▶ [Exercises to complete]:
a – Rewrite the passage on radiation detector readout circuits, starting at the words "In designing wearable" and ending after "healthcare monitoring applications.", with "wearable healthcare monitoring" changed to "portable health monitoring".
b – Extend the passage on radiation detector readout circuits past its final sentence.

▶ [Selected passage]:
┌──

As integrated chip technology has developed, many large and costly machines have become smaller and less expensive. In the biomedical field, progressive wireless technology and modalities such as electroencephalography [1], electrocardiography [2,3,4,5,6], and magnetic resonance imaging [7] are being integrated into wireless body sensor networks [5,6,8]. Wearable devices are becoming even smaller because digital signal processors and data storage can be outsourced to external devices. Technological developments are leading to considerable benefits in terms of wearable healthcare monitoring.

The use of radiation detector devices in medicine [9,10] is limited by the large size of these devices. Integrated chip technology offers a means of scaling down instruments, and smaller radiation detector devices would have a greater scope of application. Communication within the Internet of Things (IoT) is convenient and rapid, and integrated chip technology enables the use of radiation detector devices in wearable healthcare monitoring and the IoT [11,12,13,14]. The conversion blocks that have been employed to convert analog signals to digital signals are analog-to-digital converters (ADCs) [11,12,13], digital delay-locked loop circuits [14], and time-to-digital converters [15].

In designing wearable healthcare monitoring applications, the objectives are a sampling rate of several megasamples per second and low power consumption.

Pipeline ADCs have high speed, with high sampling rates (~100 MS/s), medium resolution (8–12 b), and high power consumption (dozens of milliwatts). Delta-sigma ADCs have low speed, with sampling rates in the dozens of kilosamples per second, high resolution (12–20 b), and moderate power consumption (several milliwatts). SAR ADCs have medium speed, with sampling rates of several megasamples per second, moderate resolution (8–12 b), and low power consumption (dozens of microwatts). SAR ADCs are thus more suitable than pipelined ADCs or delta-sigma ADCs for wearable healthcare monitoring applications.

This study proposes a front-end readout circuit for a radiation detector; this circuit contains a nonbinary successive approximation register (SAR) ADC [16]. In radiation applications, a particle can cause bit flips in digital circuits and voltage spikes in analog circuits. These flips and spikes can be considered a noise effect. Because of its nonbinary structure, the SAR ADC has a correction mechanism that can minimize the effect of the digital-to-analog converter (DAC), settling incomplete errors and the effects of noise from the DAC and comparator [17]. The results of simulations are depicted in Figure 1 and Figure 2. Figure 1 presents a comparison of the effective number of bits (ENOB) for a binary SAR ADC versus a nonbinary SAR ADC when some noise is present in the comparator input. The ENOB of the nonbinary SAR ADC is 0.17 b higher than that of the binary SAR ADC with an 8-least-significant-bit (LSB) noise effect. Figure 2 presents a comparison of the ENOB for binary and nonbinary SAR ADCs for various settling ratios. The settling ratio means that the ratio of DAC voltage settles to the correct value. The ENOB of the nonbinary SAR is still 9 b when the DAC settling ratio is 80%. The ENOB of the binary SAR ADC is 9 b at a settling ratio of 97.5%, whereas at an 80% settling ratio, it is only 5.12 b.

└──

▶ [The data]:
┌──

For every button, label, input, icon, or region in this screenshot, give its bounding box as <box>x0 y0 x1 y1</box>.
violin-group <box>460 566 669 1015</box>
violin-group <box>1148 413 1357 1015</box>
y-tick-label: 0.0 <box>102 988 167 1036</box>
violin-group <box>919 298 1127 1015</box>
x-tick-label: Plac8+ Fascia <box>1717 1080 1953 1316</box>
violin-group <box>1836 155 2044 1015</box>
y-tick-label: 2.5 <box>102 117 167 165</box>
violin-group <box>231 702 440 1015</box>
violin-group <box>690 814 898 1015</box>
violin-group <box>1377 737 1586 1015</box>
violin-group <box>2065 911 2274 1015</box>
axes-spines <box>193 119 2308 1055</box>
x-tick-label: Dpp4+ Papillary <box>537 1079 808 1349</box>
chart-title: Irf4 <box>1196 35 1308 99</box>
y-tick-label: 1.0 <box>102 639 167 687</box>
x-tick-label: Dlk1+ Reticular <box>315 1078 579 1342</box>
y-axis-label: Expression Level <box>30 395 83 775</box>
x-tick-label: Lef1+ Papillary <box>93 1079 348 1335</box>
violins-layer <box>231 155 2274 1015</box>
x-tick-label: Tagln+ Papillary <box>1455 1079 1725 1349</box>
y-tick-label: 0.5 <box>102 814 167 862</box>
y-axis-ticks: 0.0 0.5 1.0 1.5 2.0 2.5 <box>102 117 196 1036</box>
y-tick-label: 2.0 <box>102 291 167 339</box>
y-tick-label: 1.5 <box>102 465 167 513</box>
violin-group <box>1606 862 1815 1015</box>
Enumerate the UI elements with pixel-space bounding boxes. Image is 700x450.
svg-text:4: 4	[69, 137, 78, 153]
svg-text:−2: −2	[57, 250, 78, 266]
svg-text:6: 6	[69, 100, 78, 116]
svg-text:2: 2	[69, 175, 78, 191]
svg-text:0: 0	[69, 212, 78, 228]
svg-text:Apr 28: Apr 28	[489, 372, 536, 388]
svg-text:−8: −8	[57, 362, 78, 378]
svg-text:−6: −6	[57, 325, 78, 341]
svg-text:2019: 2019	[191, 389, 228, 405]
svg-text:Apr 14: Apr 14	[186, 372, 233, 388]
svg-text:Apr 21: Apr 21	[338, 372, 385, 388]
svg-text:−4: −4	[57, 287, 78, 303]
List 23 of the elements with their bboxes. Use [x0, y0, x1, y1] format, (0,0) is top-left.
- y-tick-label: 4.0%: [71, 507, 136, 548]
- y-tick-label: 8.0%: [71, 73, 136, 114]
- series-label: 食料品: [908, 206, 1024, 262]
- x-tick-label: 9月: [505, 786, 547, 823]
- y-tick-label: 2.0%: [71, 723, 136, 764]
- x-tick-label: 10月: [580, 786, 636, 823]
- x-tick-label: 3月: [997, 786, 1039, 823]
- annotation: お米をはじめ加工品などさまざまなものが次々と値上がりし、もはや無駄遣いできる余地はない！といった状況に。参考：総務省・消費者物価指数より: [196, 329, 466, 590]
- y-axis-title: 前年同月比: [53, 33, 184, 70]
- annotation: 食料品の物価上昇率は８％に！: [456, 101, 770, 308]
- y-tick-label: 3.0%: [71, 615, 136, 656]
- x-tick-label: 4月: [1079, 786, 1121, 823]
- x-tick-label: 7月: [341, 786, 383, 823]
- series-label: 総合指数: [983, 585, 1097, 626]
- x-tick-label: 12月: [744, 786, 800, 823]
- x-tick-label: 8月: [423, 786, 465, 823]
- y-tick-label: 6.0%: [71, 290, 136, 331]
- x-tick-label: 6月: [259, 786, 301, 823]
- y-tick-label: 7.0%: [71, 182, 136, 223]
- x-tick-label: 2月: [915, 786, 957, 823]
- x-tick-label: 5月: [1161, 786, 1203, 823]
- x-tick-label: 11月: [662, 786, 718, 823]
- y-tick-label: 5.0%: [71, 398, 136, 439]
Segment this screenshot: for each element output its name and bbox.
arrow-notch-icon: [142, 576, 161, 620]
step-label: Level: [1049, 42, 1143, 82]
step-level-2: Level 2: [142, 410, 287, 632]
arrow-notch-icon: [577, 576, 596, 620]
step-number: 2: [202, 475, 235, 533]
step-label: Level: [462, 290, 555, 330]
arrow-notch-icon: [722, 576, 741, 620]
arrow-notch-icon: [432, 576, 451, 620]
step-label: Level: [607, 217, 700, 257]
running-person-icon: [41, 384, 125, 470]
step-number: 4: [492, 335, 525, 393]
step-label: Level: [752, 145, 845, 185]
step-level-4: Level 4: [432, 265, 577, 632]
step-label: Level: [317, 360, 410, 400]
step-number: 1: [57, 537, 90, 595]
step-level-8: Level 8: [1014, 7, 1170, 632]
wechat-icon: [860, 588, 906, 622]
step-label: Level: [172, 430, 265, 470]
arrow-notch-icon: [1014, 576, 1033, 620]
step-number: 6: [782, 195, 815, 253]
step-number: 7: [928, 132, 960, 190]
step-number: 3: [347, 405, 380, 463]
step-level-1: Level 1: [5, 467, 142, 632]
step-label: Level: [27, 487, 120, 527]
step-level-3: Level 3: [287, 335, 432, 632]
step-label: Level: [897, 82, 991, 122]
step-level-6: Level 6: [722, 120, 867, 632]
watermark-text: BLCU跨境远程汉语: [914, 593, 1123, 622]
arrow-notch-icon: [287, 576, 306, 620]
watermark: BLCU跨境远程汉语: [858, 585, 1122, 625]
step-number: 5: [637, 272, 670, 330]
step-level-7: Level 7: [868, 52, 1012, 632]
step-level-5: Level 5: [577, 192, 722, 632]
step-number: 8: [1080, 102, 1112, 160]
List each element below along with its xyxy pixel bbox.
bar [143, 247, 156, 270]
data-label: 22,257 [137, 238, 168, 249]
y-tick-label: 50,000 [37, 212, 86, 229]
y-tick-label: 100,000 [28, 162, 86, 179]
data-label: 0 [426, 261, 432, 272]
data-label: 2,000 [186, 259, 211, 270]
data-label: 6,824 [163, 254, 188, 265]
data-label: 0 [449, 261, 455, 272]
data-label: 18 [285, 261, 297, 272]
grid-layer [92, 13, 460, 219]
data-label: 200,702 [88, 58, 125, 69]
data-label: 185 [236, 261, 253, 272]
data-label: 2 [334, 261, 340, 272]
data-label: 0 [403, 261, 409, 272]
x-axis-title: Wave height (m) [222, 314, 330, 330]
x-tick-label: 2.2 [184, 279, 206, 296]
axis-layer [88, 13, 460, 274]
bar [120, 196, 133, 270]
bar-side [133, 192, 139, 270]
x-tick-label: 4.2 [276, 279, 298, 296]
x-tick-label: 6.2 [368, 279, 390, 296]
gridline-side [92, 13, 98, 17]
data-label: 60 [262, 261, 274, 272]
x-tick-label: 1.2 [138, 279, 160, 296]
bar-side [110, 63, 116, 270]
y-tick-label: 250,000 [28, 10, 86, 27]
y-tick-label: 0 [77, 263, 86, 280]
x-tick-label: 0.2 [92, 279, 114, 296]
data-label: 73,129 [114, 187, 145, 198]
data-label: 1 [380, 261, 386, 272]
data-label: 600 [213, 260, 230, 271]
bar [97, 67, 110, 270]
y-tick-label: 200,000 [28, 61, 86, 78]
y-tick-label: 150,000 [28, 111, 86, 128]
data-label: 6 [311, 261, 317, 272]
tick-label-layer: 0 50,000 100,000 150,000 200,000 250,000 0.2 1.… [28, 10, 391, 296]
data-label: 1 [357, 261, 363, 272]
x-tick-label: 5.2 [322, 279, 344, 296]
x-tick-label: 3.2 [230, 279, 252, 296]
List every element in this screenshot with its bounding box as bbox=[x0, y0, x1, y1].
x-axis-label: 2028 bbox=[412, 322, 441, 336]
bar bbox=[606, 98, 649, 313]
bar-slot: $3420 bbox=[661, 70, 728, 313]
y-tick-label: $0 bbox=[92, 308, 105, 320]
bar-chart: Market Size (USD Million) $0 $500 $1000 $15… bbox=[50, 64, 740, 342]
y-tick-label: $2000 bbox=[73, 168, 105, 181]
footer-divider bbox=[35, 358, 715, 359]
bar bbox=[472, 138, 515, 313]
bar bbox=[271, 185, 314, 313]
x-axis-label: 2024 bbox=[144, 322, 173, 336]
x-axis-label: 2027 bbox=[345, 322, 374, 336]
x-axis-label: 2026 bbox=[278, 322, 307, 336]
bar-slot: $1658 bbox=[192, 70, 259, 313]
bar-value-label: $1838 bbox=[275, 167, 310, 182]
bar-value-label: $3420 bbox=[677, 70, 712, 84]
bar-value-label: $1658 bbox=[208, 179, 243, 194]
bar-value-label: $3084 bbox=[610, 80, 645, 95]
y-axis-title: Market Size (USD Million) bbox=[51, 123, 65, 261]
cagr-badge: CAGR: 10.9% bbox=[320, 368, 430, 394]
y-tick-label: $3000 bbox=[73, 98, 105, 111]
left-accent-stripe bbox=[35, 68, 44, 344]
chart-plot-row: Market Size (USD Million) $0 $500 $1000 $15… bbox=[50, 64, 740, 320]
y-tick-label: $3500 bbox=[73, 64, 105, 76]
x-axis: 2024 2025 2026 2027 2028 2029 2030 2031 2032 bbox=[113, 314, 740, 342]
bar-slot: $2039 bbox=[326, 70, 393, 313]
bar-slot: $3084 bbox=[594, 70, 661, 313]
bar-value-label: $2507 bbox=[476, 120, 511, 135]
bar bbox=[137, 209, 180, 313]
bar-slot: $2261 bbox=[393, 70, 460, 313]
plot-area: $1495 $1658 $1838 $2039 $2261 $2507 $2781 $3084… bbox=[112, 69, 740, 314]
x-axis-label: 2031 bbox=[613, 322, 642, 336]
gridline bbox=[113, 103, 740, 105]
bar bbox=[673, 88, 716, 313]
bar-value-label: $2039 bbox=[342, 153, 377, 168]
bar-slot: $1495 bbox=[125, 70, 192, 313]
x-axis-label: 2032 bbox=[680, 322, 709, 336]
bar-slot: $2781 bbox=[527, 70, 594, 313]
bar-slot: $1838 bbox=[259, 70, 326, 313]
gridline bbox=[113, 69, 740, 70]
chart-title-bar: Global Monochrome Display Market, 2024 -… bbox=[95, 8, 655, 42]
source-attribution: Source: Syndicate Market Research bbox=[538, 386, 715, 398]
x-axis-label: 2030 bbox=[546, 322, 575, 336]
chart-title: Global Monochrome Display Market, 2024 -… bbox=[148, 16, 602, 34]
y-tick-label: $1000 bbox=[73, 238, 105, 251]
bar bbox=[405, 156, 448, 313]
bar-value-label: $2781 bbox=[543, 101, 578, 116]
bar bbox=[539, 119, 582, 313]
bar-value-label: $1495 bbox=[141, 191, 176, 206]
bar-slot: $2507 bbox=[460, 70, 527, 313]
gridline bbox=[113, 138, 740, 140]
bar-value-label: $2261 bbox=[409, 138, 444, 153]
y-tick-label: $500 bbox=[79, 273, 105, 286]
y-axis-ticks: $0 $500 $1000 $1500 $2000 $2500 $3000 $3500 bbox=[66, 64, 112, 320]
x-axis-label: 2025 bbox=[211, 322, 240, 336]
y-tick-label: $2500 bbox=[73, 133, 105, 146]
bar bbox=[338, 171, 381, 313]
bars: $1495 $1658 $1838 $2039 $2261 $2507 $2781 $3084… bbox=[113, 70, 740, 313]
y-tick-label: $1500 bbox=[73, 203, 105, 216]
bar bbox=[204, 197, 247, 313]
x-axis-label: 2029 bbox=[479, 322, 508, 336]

└──

▶ [Results in order]:
a –
In designing portable health monitoring applications, the objectives are a sampling rate of several megasamples per second and low power consumption.

Pipeline ADCs have high speed, with high sampling rates (~100 MS/s), medium resolution (8–12 b), and high power consumption (dozens of milliwatts). Delta-sigma ADCs have low speed, with sampling rates in the dozens of kilosamples per second, high resolution (12–20 b), and moderate power consumption (several milliwatts). SAR ADCs have medium speed, with sampling rates of several megasamples per second, moderate resolution (8–12 b), and low power consumption (dozens of microwatts). SAR ADCs are thus more suitable than pipelined ADCs or delta-sigma ADCs for portable health monitoring applications.

b –
Figure 3 and Figure 4 present the results of Matlab simulations quantifying the performance of a radiation detection front-end circuit using a nonbinary SAR ADC versus that using a binary SAR ADC. The ideal conversion code count in this simulation is 552, and the result for the binary SAR ADC case is a 1-LSB error, even when the noise effect is only at 0.25 LSB. Conversely, for the nonbinary SAR ADC case, correct conversion results are obtained with up to a 1.5-LSB noise effect. With up to a 7.5-LSB noise effect, the conversion errors for the binary and nonbinary SAR ADCs are 10 and 2 LSB, respectively. With incomplete DAC settling, no conversion errors are found to occur for the binary and nonbinary SAR ADC cases until the settling ratios of 87.5% and 83.8%, respectively, are reached. For the binary SAR ADC case, a 1-LSB conversion error occurs until a settling ratio of 72% is reached, at which point the error increases to an 11-LSB conversion error. By contrast, the nonbinary SAR ADC continues to have a conversion error of only 1 LSB.

Because most applications of radiation detector front-end readout chips require multiple channels, the chip proposed in the present study is a 16-channel front-end readout chip. The use of multiple channels causes a cross-talk effect and reduces the accuracy of an SAR ADC. The cross-talk signal is noise to the SAR ADC, and the SAR ADC thus requires a correction mechanism to reduce the effect of this noise. Section 2 of this paper describes the block diagram of the proposed chip. Section 3 describes how the chip is implemented. Section 4 discusses the chip’s performance in tests. Finally, Section 5 concludes the paper.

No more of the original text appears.